Activity: Check each line of the material below for "this" and copy those where it appears.

Extracted material:

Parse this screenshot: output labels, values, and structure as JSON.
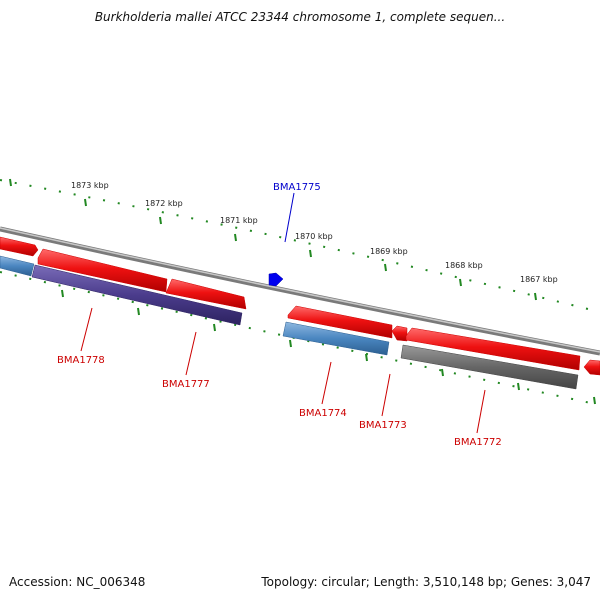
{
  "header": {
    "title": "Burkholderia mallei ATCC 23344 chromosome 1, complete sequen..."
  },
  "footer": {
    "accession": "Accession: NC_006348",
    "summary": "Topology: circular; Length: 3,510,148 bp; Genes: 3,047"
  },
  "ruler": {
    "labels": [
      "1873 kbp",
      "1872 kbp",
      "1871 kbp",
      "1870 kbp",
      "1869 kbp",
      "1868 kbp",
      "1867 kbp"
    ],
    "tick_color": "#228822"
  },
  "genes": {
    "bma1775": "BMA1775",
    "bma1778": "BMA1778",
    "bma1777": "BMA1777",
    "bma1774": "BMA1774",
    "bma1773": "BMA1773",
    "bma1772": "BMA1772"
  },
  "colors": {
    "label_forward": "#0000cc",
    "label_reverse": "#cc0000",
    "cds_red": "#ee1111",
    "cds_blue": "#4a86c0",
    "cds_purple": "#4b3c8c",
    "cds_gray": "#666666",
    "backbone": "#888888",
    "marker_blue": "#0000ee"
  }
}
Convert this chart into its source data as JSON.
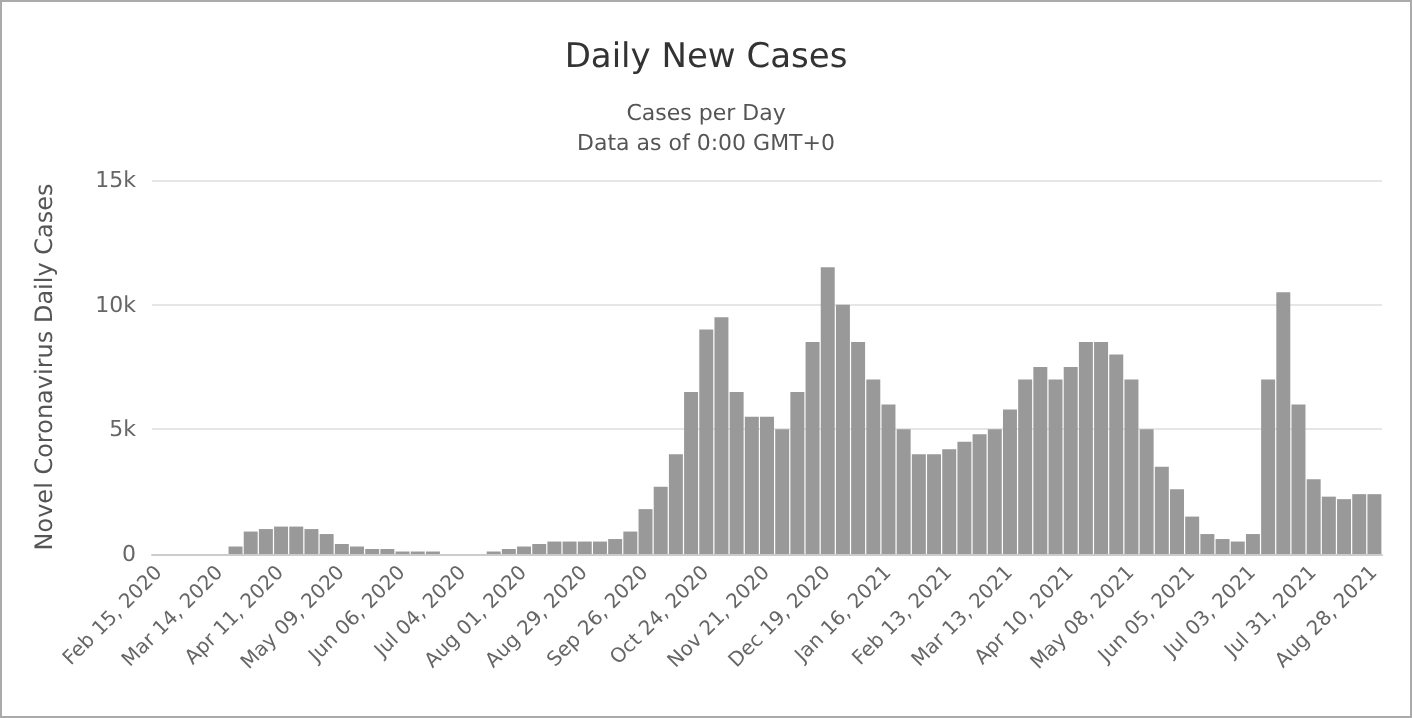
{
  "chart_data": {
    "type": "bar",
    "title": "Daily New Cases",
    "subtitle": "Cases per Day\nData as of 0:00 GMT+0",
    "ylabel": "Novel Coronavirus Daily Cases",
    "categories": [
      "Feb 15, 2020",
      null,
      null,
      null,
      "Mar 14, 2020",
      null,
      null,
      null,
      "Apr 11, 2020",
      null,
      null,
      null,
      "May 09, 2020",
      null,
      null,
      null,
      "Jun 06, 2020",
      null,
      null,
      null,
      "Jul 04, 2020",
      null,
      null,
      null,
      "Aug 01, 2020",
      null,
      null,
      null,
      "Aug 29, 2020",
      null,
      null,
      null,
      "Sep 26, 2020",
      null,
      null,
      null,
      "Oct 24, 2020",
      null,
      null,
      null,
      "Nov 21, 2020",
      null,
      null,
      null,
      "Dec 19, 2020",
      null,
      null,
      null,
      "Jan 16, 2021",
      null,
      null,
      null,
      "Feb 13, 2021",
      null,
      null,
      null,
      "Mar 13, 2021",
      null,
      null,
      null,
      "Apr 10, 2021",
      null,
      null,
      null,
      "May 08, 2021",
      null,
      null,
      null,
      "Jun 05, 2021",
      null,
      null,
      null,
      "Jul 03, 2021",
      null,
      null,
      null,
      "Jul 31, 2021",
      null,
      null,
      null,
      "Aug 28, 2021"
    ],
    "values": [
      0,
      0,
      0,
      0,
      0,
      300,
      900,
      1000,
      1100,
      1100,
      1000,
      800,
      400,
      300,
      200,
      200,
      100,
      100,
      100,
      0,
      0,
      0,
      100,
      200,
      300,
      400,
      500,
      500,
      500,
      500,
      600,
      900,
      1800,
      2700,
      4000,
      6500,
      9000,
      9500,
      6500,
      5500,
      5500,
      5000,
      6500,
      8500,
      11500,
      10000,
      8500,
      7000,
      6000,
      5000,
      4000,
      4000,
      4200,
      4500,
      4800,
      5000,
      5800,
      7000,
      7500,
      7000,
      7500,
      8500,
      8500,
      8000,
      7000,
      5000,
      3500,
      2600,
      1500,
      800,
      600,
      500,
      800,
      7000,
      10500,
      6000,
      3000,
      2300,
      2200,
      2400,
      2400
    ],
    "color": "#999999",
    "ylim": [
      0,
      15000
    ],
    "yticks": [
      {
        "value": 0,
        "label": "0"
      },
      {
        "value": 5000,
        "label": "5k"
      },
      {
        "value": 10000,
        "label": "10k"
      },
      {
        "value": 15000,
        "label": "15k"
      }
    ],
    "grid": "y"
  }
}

--

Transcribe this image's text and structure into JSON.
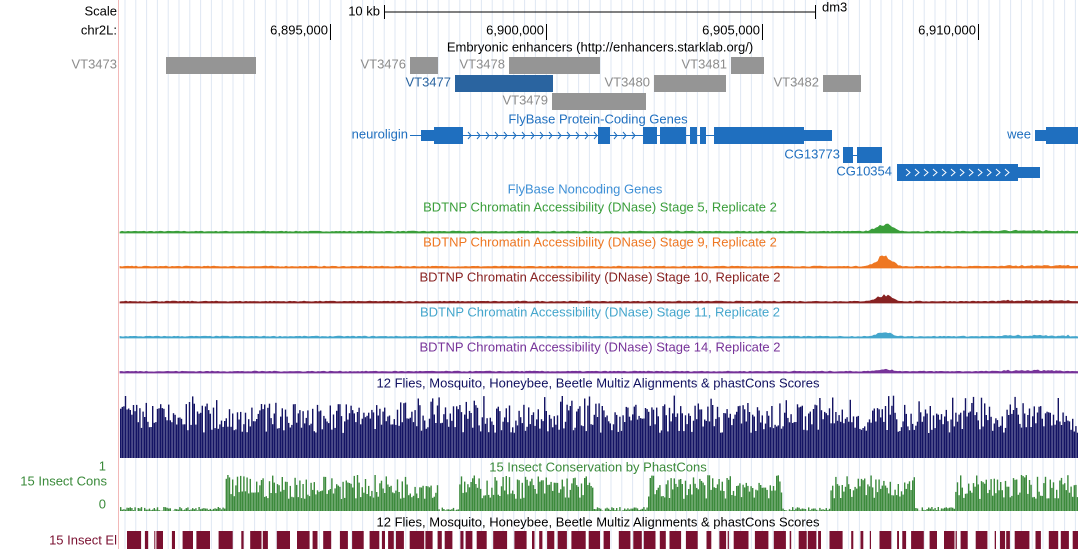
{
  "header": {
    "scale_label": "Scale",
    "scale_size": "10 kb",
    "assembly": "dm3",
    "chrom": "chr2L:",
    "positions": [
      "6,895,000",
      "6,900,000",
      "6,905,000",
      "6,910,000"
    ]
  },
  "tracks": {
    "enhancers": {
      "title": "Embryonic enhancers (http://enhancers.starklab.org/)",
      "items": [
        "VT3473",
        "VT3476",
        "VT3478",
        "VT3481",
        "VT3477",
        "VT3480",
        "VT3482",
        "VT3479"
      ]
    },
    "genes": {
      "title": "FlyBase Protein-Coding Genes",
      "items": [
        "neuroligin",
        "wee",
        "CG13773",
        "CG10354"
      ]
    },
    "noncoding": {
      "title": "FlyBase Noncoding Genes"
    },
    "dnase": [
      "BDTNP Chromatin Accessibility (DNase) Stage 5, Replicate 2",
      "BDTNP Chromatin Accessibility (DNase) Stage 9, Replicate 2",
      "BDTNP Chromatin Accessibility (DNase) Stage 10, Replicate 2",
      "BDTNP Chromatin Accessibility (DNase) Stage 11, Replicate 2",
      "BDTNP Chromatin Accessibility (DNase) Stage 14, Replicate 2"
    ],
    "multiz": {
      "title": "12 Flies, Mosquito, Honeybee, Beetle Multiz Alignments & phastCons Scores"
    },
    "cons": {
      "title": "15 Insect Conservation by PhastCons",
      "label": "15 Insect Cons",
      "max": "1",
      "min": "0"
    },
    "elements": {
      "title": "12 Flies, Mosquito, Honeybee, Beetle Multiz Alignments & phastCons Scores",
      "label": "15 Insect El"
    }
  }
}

Written response:
Parse this screenshot: output labels, values, and structure as JSON.
Convert this chart into its source data as JSON.
Transcribe this image's text and structure into JSON.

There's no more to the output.